**Gösterilen Metin**:
:::

Yoğun iş yaşamı, yüksek derecede oyundu şuydu buydu derken yazamadım, en yakın zamanda telafi edeyim dedim. Evimin önüne toplanan ve her akşam “Yaz yaz” diyen onlarca bayandan da bıkmıştım. İşleri yoluna koymalıydım… Böylece uzun zamandır pek de bayılmadan izlediğim “Tokyo Ghoul” ile ilgili yazayım dedim. Fena da etmedim diye düşünüyorum.
Dikkat: Hemen aşağıda Tokyo Ghoul adlı animenin konusunu, azcık özetini, hafiften de spoiler içeren yorumlarını bulacaksınız. Bu noktadan sonra ileri gitmeniz durumunda herhangi bir sorumluluk kabul edilmez. Lütfen kendinizi riske attığınızı unutmayınız.

:::

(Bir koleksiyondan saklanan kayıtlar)
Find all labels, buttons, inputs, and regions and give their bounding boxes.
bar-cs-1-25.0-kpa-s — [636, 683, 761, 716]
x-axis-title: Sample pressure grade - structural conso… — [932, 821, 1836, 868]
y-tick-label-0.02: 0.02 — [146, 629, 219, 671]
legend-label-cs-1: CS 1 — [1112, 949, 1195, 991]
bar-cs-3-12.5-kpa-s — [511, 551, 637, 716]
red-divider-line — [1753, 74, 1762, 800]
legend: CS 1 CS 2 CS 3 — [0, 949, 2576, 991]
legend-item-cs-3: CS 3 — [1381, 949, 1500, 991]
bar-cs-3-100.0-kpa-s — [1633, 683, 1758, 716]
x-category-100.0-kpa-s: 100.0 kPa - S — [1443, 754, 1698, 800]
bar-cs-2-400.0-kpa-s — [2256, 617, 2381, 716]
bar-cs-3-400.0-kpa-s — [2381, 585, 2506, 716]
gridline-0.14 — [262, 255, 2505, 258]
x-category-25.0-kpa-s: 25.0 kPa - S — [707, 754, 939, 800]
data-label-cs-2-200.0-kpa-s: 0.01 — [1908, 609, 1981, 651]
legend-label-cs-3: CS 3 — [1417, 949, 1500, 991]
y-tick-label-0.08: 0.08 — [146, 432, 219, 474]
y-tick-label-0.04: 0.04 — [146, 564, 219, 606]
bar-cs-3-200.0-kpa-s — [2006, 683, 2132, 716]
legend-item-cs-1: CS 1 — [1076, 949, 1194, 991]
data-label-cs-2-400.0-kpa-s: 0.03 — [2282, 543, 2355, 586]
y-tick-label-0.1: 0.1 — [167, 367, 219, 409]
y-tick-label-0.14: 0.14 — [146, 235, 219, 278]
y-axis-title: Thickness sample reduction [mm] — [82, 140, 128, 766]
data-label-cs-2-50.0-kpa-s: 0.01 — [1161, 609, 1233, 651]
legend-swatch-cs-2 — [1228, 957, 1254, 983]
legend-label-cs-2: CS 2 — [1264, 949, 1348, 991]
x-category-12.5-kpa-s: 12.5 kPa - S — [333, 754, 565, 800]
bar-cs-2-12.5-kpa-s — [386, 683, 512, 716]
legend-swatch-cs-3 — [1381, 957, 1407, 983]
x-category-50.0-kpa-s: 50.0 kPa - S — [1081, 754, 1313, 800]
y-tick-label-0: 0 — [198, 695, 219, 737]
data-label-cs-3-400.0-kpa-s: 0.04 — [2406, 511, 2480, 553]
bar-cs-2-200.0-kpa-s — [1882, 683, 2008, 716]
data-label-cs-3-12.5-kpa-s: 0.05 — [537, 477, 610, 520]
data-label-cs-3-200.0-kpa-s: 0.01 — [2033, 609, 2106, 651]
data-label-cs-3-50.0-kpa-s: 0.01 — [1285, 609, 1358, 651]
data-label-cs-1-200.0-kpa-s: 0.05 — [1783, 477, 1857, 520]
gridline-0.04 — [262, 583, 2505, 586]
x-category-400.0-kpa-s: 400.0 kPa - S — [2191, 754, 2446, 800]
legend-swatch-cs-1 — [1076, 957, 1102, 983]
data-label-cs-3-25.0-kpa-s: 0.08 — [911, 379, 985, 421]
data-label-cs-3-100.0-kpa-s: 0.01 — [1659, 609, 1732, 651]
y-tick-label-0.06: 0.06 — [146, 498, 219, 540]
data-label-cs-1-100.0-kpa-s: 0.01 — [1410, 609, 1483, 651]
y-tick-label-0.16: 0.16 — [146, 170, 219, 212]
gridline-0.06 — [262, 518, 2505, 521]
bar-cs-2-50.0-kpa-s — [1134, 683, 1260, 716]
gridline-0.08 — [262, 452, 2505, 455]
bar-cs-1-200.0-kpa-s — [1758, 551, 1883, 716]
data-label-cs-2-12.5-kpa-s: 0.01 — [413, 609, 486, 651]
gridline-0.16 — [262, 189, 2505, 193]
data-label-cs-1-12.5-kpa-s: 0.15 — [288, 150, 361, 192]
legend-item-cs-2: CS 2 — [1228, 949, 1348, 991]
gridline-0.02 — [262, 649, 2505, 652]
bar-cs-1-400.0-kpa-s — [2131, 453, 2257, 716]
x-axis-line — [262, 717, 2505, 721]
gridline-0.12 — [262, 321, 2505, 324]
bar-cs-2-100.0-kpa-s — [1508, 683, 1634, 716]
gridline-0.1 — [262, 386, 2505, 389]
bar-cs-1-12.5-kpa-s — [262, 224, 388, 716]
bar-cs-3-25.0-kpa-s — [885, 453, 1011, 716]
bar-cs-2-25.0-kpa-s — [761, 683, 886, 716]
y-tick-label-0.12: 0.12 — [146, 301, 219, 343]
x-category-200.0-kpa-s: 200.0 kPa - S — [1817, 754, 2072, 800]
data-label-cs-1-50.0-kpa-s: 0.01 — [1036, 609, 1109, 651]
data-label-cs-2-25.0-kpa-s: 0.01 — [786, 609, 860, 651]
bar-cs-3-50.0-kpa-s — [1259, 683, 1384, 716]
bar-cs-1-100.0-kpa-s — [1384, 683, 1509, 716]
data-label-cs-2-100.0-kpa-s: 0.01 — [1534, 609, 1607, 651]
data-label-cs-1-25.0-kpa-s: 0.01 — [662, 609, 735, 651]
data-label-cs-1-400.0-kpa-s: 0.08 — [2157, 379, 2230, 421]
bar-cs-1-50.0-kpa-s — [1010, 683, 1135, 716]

:::

**Hedefler**:
a) Tokyo Ghoul hakkındaki metinle şu ifadelerin her biri örtüşüyor mu: (i) Yazar, yoğun iş yaşamı yüzünden yazamadığını söylüyor; (ii) yazar, Tokyo Ghoul'u uzun süredir büyük bir hayranlıkla izlediğini belirtiyor; (iii) uyarı kısmı, metnin hiç spoiler içermediğini bildiriyor? Her biri için evet ya da hayır yazın ve kararı belirleyen sözcükleri metinden birebir alıntılayın.
b) Tokyo Ghoul hakkındaki metindeki uyarıya göre okur bu noktadan sonra ileri giderse ne kabul edilmez?
Kayıtlara bu çalışmada başvurmak gerekmiyor.

**Çözüm Kümesi**:
a)
(i) Evet: “Yoğun iş yaşamı, yüksek derecede oyundu şuydu buydu derken yazamadım”
(ii) Hayır: “uzun zamandır pek de bayılmadan izlediğim”
(iii) Hayır: “hafiften de spoiler içeren yorumlarını bulacaksınız”

b) Herhangi bir sorumluluk kabul edilmez.